WORK REQUIRED: Find the string "بيجو" in the records. Copy every line it appears in.

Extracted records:
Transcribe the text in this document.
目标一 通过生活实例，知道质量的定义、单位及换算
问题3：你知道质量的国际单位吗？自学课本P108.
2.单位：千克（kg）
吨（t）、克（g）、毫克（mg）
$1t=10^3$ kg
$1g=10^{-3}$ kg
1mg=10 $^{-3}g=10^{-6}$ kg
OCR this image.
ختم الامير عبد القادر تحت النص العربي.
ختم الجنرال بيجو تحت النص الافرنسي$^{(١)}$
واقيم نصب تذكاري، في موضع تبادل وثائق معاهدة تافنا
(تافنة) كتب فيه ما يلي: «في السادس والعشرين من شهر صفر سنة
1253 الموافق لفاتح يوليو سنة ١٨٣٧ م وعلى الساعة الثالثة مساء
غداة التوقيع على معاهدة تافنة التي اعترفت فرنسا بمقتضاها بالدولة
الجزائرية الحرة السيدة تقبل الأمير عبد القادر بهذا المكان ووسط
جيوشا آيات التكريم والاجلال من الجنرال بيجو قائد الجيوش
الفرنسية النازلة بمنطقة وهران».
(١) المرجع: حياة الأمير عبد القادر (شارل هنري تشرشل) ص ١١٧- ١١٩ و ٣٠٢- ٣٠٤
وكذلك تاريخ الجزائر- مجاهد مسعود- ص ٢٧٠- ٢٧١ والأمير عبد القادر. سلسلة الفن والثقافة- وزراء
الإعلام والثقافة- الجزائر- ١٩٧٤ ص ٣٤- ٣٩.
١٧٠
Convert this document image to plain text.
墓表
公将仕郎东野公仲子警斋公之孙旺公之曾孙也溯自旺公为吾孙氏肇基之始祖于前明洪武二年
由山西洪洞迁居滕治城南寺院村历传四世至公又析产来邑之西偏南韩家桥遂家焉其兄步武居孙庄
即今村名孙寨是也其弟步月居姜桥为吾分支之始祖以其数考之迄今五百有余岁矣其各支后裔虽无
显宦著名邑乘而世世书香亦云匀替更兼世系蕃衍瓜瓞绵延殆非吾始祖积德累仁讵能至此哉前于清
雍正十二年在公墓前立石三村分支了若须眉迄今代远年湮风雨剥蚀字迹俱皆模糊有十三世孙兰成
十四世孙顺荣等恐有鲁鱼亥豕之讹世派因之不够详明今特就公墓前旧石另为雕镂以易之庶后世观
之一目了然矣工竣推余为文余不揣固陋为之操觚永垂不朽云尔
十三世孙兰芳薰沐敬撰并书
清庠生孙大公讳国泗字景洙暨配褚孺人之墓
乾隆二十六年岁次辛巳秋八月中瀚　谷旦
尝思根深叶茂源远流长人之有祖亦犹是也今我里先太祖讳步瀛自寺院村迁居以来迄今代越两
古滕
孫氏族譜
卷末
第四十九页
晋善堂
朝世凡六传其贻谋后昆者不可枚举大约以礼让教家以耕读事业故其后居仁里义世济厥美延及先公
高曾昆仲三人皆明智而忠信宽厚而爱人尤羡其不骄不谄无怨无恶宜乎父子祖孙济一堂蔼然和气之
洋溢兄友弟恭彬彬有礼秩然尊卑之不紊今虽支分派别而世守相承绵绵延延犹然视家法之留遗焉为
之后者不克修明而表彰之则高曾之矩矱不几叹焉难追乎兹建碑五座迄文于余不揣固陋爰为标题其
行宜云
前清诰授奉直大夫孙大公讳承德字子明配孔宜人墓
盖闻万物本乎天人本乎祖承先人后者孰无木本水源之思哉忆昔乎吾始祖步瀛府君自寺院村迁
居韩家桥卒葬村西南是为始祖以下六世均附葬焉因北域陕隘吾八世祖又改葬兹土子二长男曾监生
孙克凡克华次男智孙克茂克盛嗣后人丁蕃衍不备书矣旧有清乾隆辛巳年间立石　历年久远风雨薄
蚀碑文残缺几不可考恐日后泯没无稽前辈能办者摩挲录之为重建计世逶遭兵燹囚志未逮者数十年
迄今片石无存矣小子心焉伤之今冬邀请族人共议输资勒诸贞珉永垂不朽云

SOLUTION FOR THIS TASK:
ختم الجنرال بيجو تحت النص الافرنسي$^{(١)}$
جيوشا آيات التكريم والاجلال من الجنرال بيجو قائد الجيوش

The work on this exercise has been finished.